#### Given request:
Restate the whole listing word for word. Pictures are left out.

--- Start of Supplied data ---

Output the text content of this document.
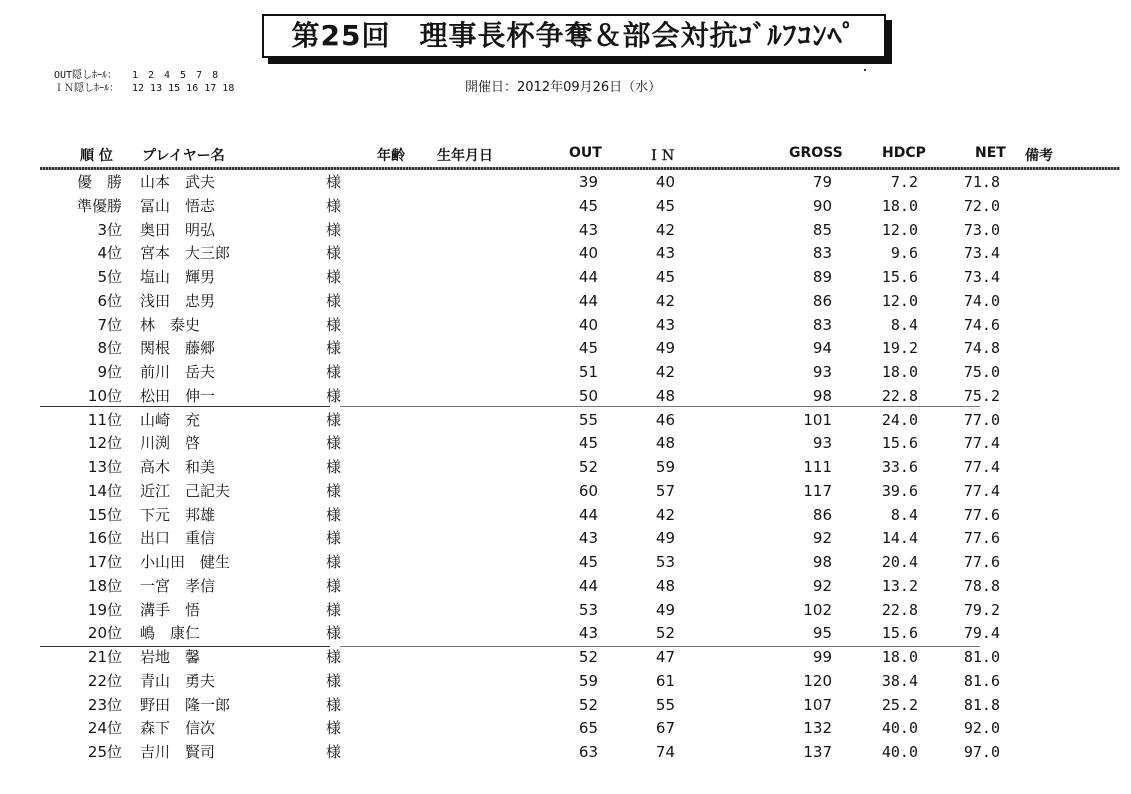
第25回　理事長杯争奪＆部会対抗ｺﾞﾙﾌｺﾝﾍﾟ
OUT隠しﾎｰﾙ： 1　2　4　5　7　8
ＩＮ隠しﾎｰﾙ： 12 13 15 16 17 18	開催日：2012年09月26日（水）
順 位 プレイヤー名	年齢 生年月日	OUT	ＩＮ	GROSS	HDCP	NET 備考
優　勝 山本　武夫	様	39	40	79	7.2	71.8
準優勝 冨山　悟志	様	45	45	90	18.0	72.0
3位 奥田　明弘	様	43	42	85	12.0	73.0
4位 宮本　大三郎	様	40	43	83	9.6	73.4
5位 塩山　輝男	様	44	45	89	15.6	73.4
6位 浅田　忠男	様	44	42	86	12.0	74.0
7位 林　泰史	様	40	43	83	8.4	74.6
8位 関根　藤郷	様	45	49	94	19.2	74.8
9位 前川　岳夫	様	51	42	93	18.0	75.0
10位 松田　伸一	様	50	48	98	22.8	75.2
11位 山崎　充	様	55	46	101	24.0	77.0
12位 川渕　啓	様	45	48	93	15.6	77.4
13位 高木　和美	様	52	59	111	33.6	77.4
14位 近江　己記夫	様	60	57	117	39.6	77.4
15位 下元　邦雄	様	44	42	86	8.4	77.6
16位 出口　重信	様	43	49	92	14.4	77.6
17位 小山田　健生	様	45	53	98	20.4	77.6
18位 一宮　孝信	様	44	48	92	13.2	78.8
19位 溝手　悟	様	53	49	102	22.8	79.2
20位 嶋　康仁	様	43	52	95	15.6	79.4
21位 岩地　馨	様	52	47	99	18.0	81.0
22位 青山　勇夫	様	59	61	120	38.4	81.6
23位 野田　隆一郎	様	52	55	107	25.2	81.8
24位 森下　信次	様	65	67	132	40.0	92.0
25位 吉川　賢司	様	63	74	137	40.0	97.0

--- End of Supplied data ---

#### The reply:
Output the text content of this document.
第25回　理事長杯争奪＆部会対抗ｺﾞﾙﾌｺﾝﾍﾟ
OUT隠しﾎｰﾙ： 1　2　4　5　7　8
ＩＮ隠しﾎｰﾙ： 12 13 15 16 17 18	開催日：2012年09月26日（水）
順 位 プレイヤー名	年齢 生年月日	OUT	ＩＮ	GROSS	HDCP	NET 備考
優　勝 山本　武夫	様	39	40	79	7.2	71.8
準優勝 冨山　悟志	様	45	45	90	18.0	72.0
3位 奥田　明弘	様	43	42	85	12.0	73.0
4位 宮本　大三郎	様	40	43	83	9.6	73.4
5位 塩山　輝男	様	44	45	89	15.6	73.4
6位 浅田　忠男	様	44	42	86	12.0	74.0
7位 林　泰史	様	40	43	83	8.4	74.6
8位 関根　藤郷	様	45	49	94	19.2	74.8
9位 前川　岳夫	様	51	42	93	18.0	75.0
10位 松田　伸一	様	50	48	98	22.8	75.2
11位 山崎　充	様	55	46	101	24.0	77.0
12位 川渕　啓	様	45	48	93	15.6	77.4
13位 高木　和美	様	52	59	111	33.6	77.4
14位 近江　己記夫	様	60	57	117	39.6	77.4
15位 下元　邦雄	様	44	42	86	8.4	77.6
16位 出口　重信	様	43	49	92	14.4	77.6
17位 小山田　健生	様	45	53	98	20.4	77.6
18位 一宮　孝信	様	44	48	92	13.2	78.8
19位 溝手　悟	様	53	49	102	22.8	79.2
20位 嶋　康仁	様	43	52	95	15.6	79.4
21位 岩地　馨	様	52	47	99	18.0	81.0
22位 青山　勇夫	様	59	61	120	38.4	81.6
23位 野田　隆一郎	様	52	55	107	25.2	81.8
24位 森下　信次	様	65	67	132	40.0	92.0
25位 吉川　賢司	様	63	74	137	40.0	97.0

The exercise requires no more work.